PROBLEM TO WORK ON ▸ Answer with one number: the count of lines in the listing below that hold the word "name".

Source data
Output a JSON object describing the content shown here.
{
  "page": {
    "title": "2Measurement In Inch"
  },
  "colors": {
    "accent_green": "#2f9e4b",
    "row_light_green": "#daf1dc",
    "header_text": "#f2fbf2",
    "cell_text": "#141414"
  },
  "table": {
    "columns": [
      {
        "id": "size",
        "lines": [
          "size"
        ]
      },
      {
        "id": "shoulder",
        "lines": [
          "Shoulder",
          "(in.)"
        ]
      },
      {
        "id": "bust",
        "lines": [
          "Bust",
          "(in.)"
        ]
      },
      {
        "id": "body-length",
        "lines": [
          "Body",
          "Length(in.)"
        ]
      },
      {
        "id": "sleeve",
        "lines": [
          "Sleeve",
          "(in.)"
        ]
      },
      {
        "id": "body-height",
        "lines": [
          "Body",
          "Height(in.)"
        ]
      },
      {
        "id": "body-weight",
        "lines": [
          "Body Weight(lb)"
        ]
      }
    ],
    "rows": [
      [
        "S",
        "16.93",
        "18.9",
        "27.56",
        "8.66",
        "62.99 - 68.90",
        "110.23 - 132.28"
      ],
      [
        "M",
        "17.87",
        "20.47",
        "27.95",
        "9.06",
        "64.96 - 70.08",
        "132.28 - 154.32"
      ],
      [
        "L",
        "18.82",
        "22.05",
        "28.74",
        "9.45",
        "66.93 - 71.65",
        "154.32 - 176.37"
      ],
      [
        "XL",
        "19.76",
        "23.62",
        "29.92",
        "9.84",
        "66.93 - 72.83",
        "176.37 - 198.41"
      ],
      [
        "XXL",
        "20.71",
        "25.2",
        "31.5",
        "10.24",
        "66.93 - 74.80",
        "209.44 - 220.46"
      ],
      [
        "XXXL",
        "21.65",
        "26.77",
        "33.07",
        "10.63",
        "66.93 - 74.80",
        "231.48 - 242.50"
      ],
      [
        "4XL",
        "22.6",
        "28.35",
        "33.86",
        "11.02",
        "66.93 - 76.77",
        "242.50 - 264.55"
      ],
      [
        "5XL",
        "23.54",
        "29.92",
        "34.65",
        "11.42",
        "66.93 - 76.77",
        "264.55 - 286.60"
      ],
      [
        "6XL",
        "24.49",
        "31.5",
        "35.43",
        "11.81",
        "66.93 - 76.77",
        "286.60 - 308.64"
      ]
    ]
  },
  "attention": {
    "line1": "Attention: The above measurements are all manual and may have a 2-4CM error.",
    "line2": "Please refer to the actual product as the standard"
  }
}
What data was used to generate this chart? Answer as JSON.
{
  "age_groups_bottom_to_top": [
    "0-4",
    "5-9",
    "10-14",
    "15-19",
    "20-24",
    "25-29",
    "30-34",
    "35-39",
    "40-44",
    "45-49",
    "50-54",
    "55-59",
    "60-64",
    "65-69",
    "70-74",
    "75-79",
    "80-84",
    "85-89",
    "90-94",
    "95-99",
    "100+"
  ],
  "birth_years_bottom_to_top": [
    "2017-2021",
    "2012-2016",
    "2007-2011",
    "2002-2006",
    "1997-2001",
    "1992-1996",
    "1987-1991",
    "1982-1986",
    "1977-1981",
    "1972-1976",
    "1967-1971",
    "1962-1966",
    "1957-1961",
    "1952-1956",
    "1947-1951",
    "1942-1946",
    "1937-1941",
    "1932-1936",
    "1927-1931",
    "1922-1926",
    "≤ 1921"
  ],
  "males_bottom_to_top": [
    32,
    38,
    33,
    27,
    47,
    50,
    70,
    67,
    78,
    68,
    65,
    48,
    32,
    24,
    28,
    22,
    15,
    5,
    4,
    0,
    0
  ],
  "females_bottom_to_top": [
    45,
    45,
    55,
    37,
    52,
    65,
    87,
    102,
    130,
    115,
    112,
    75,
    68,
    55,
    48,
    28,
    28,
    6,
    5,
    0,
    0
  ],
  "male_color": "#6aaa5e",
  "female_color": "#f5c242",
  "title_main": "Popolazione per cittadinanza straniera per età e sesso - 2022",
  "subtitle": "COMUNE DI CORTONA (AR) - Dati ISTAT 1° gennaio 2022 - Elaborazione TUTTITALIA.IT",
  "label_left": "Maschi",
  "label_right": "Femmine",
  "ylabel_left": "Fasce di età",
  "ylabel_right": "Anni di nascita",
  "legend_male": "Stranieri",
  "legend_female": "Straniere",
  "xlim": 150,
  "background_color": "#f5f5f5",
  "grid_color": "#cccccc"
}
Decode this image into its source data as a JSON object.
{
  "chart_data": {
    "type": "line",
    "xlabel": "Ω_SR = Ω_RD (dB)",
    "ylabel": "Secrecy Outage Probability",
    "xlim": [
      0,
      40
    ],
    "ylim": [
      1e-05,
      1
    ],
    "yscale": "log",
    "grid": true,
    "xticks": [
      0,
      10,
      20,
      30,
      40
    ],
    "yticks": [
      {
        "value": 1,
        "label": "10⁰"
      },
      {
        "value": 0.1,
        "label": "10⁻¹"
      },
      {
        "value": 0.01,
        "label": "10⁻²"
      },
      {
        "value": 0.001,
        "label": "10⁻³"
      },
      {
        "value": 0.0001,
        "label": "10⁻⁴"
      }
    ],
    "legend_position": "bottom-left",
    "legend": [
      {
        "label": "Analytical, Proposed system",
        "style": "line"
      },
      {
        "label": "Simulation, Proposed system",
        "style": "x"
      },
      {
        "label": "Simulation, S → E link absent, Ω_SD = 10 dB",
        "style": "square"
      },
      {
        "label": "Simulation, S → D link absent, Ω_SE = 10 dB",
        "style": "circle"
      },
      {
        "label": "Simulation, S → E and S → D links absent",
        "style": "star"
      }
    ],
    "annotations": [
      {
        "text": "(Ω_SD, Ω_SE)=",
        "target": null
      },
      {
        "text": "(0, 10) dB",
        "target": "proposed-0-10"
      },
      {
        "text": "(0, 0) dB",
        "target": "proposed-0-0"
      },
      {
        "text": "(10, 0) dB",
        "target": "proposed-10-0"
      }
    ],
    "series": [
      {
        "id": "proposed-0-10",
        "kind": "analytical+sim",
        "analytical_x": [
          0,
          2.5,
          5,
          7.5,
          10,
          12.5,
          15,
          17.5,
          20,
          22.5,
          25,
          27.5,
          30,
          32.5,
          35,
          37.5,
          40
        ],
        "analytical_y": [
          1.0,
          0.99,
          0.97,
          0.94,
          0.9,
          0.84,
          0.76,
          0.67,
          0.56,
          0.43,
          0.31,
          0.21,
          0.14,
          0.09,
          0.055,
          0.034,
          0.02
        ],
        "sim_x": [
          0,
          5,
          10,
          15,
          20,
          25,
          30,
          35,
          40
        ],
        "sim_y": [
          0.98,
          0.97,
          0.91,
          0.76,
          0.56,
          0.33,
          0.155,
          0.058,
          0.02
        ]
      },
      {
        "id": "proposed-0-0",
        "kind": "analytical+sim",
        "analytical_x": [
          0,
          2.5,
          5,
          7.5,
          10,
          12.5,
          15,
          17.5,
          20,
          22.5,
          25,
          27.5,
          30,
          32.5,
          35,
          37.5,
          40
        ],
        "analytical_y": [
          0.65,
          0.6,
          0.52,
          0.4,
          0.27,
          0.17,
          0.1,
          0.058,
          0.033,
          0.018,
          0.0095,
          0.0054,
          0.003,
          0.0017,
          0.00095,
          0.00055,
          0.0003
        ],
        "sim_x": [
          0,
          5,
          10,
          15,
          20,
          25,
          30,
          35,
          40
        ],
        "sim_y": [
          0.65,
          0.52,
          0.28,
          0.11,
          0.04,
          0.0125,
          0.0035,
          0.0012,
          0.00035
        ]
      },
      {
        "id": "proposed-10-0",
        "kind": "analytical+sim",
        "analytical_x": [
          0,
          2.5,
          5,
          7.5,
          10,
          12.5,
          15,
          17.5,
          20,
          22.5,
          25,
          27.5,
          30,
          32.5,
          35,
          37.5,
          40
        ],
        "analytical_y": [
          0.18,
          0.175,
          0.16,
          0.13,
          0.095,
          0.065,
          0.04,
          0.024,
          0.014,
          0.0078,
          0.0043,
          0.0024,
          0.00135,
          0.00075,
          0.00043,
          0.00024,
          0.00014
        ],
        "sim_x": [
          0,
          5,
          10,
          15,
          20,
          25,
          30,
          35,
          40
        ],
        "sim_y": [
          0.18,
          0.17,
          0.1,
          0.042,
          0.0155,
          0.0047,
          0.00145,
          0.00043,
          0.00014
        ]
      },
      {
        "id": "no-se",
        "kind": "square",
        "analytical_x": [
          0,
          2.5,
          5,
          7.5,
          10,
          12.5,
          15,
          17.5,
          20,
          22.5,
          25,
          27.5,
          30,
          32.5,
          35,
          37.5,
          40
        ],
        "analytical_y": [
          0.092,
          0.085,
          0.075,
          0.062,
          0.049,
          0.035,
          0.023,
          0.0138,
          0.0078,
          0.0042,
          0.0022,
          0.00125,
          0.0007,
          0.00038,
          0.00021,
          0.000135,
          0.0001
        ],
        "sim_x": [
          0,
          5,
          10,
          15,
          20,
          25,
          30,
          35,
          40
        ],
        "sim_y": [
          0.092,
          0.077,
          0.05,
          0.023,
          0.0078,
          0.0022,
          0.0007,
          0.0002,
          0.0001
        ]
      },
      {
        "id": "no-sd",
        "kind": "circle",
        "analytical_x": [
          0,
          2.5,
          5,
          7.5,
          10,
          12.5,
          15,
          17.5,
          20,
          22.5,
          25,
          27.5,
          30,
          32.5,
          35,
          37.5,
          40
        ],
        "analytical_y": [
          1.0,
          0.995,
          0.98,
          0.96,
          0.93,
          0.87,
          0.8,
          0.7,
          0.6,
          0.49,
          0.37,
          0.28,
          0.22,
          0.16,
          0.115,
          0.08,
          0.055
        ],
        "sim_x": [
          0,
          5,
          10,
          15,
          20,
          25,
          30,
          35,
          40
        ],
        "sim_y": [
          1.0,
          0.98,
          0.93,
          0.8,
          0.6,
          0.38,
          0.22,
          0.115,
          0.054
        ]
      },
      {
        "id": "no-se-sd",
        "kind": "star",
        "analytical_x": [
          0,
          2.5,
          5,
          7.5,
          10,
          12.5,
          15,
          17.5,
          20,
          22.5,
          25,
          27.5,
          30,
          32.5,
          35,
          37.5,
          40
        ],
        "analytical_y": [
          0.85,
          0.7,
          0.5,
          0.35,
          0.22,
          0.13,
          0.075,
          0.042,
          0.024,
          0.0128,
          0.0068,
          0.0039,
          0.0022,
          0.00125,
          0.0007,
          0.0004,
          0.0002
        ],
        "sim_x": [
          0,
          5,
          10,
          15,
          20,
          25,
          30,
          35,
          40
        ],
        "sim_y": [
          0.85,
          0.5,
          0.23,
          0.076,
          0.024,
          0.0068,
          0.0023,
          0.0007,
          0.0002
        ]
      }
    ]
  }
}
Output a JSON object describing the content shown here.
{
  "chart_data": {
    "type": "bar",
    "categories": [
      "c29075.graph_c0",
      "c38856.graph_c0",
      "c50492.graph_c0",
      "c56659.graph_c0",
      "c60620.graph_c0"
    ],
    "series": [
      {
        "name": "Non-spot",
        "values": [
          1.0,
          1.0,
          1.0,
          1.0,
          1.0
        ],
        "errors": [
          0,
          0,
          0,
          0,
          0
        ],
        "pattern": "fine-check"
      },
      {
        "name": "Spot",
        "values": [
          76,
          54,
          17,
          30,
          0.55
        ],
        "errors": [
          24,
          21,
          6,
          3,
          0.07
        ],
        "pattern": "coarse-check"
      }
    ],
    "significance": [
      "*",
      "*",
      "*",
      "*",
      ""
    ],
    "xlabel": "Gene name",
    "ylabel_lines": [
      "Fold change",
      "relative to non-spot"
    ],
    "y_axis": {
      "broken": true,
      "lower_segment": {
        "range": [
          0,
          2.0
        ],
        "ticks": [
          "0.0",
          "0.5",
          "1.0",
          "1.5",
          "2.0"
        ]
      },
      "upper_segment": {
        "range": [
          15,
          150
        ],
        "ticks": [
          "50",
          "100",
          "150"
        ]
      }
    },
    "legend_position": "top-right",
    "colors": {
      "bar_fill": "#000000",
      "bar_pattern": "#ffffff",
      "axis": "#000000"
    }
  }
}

FINISHED EXERCISE ▸ 3